Collected data entries:
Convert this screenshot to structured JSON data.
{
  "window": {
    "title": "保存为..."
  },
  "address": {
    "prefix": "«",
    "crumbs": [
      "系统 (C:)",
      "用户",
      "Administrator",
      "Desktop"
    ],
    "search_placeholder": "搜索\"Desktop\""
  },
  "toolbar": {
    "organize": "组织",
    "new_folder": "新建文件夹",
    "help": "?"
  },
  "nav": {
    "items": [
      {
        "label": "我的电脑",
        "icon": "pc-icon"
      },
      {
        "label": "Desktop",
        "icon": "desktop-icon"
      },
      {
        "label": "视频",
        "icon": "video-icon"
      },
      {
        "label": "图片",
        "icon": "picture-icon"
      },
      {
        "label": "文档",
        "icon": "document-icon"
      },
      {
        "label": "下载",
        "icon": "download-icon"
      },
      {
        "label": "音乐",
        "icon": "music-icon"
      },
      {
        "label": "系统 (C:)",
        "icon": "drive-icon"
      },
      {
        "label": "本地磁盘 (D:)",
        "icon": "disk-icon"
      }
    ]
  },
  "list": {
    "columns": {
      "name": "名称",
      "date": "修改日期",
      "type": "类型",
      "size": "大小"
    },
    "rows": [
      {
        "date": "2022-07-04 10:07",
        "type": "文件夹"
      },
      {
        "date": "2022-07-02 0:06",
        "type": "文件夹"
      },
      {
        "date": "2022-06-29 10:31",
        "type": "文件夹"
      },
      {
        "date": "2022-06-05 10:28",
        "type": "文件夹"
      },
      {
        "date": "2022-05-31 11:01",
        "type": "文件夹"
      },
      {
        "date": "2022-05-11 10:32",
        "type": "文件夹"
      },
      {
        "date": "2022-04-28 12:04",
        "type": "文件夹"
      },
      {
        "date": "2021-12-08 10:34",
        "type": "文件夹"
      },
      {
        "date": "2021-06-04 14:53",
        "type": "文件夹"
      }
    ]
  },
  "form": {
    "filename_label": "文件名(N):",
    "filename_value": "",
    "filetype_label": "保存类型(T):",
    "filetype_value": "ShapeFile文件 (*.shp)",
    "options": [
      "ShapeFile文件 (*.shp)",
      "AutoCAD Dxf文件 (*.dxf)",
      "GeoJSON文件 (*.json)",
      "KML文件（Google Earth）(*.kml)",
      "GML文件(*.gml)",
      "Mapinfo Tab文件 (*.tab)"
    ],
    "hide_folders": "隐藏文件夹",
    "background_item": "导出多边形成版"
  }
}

_WHAT IS EXPECTED_
Using the records above, gather all lines where the string "ShapeFile文件" is present.

_SOLUTION TO THIS EXERCISE_
    "filetype_value": "ShapeFile文件 (*.shp)",
      "ShapeFile文件 (*.shp)",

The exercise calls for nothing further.